::: Exercise input

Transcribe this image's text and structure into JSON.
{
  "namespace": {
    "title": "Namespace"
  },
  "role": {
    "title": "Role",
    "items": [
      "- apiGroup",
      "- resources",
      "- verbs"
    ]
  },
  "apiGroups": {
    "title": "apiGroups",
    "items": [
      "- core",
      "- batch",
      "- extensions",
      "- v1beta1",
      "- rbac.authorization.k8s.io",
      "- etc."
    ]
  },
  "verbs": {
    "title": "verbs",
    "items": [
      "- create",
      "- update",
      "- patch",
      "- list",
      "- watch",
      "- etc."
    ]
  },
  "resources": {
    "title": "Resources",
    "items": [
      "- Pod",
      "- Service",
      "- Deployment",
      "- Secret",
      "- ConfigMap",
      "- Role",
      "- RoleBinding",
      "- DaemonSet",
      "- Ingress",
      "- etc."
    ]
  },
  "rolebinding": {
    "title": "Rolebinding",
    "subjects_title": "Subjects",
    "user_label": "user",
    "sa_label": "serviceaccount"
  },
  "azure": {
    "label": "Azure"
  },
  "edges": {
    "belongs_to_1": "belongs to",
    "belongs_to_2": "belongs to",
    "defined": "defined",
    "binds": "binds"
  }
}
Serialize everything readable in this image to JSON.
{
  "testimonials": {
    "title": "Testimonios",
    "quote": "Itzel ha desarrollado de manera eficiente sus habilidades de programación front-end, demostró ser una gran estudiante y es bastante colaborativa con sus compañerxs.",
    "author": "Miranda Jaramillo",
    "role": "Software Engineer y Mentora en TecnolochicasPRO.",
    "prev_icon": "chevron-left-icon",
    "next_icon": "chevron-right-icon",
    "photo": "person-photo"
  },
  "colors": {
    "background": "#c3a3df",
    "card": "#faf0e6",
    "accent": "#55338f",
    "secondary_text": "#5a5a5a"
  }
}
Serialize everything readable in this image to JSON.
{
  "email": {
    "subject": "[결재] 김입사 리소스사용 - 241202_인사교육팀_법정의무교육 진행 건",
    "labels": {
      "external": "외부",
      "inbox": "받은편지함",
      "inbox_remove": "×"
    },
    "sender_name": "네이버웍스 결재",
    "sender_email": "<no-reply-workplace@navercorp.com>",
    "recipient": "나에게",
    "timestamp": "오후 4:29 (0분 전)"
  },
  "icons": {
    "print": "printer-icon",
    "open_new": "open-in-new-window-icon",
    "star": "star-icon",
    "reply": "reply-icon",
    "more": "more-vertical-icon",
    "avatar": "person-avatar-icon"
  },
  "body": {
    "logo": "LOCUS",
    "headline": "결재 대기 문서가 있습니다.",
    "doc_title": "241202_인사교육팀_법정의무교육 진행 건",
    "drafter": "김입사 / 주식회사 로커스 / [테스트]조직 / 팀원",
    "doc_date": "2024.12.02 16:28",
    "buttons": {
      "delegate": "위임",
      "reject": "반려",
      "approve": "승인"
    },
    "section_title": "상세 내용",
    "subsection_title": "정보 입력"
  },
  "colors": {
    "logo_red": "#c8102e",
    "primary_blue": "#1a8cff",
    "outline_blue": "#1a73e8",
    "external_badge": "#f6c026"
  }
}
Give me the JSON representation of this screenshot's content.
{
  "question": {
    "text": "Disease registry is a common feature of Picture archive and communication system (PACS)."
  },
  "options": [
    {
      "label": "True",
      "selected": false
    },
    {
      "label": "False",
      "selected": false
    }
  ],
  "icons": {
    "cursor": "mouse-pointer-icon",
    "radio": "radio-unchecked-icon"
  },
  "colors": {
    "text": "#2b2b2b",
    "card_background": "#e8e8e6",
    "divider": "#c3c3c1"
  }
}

::::::

### Exercise requirements
Your task is to output all of the data above word for word.

### Correct response
Transcribe this image's text and structure into JSON.
{
  "namespace": {
    "title": "Namespace"
  },
  "role": {
    "title": "Role",
    "items": [
      "- apiGroup",
      "- resources",
      "- verbs"
    ]
  },
  "apiGroups": {
    "title": "apiGroups",
    "items": [
      "- core",
      "- batch",
      "- extensions",
      "- v1beta1",
      "- rbac.authorization.k8s.io",
      "- etc."
    ]
  },
  "verbs": {
    "title": "verbs",
    "items": [
      "- create",
      "- update",
      "- patch",
      "- list",
      "- watch",
      "- etc."
    ]
  },
  "resources": {
    "title": "Resources",
    "items": [
      "- Pod",
      "- Service",
      "- Deployment",
      "- Secret",
      "- ConfigMap",
      "- Role",
      "- RoleBinding",
      "- DaemonSet",
      "- Ingress",
      "- etc."
    ]
  },
  "rolebinding": {
    "title": "Rolebinding",
    "subjects_title": "Subjects",
    "user_label": "user",
    "sa_label": "serviceaccount"
  },
  "azure": {
    "label": "Azure"
  },
  "edges": {
    "belongs_to_1": "belongs to",
    "belongs_to_2": "belongs to",
    "defined": "defined",
    "binds": "binds"
  }
}
Serialize everything readable in this image to JSON.
{
  "testimonials": {
    "title": "Testimonios",
    "quote": "Itzel ha desarrollado de manera eficiente sus habilidades de programación front-end, demostró ser una gran estudiante y es bastante colaborativa con sus compañerxs.",
    "author": "Miranda Jaramillo",
    "role": "Software Engineer y Mentora en TecnolochicasPRO.",
    "prev_icon": "chevron-left-icon",
    "next_icon": "chevron-right-icon",
    "photo": "person-photo"
  },
  "colors": {
    "background": "#c3a3df",
    "card": "#faf0e6",
    "accent": "#55338f",
    "secondary_text": "#5a5a5a"
  }
}
Serialize everything readable in this image to JSON.
{
  "email": {
    "subject": "[결재] 김입사 리소스사용 - 241202_인사교육팀_법정의무교육 진행 건",
    "labels": {
      "external": "외부",
      "inbox": "받은편지함",
      "inbox_remove": "×"
    },
    "sender_name": "네이버웍스 결재",
    "sender_email": "<no-reply-workplace@navercorp.com>",
    "recipient": "나에게",
    "timestamp": "오후 4:29 (0분 전)"
  },
  "icons": {
    "print": "printer-icon",
    "open_new": "open-in-new-window-icon",
    "star": "star-icon",
    "reply": "reply-icon",
    "more": "more-vertical-icon",
    "avatar": "person-avatar-icon"
  },
  "body": {
    "logo": "LOCUS",
    "headline": "결재 대기 문서가 있습니다.",
    "doc_title": "241202_인사교육팀_법정의무교육 진행 건",
    "drafter": "김입사 / 주식회사 로커스 / [테스트]조직 / 팀원",
    "doc_date": "2024.12.02 16:28",
    "buttons": {
      "delegate": "위임",
      "reject": "반려",
      "approve": "승인"
    },
    "section_title": "상세 내용",
    "subsection_title": "정보 입력"
  },
  "colors": {
    "logo_red": "#c8102e",
    "primary_blue": "#1a8cff",
    "outline_blue": "#1a73e8",
    "external_badge": "#f6c026"
  }
}
Give me the JSON representation of this screenshot's content.
{
  "question": {
    "text": "Disease registry is a common feature of Picture archive and communication system (PACS)."
  },
  "options": [
    {
      "label": "True",
      "selected": false
    },
    {
      "label": "False",
      "selected": false
    }
  ],
  "icons": {
    "cursor": "mouse-pointer-icon",
    "radio": "radio-unchecked-icon"
  },
  "colors": {
    "text": "#2b2b2b",
    "card_background": "#e8e8e6",
    "divider": "#c3c3c1"
  }
}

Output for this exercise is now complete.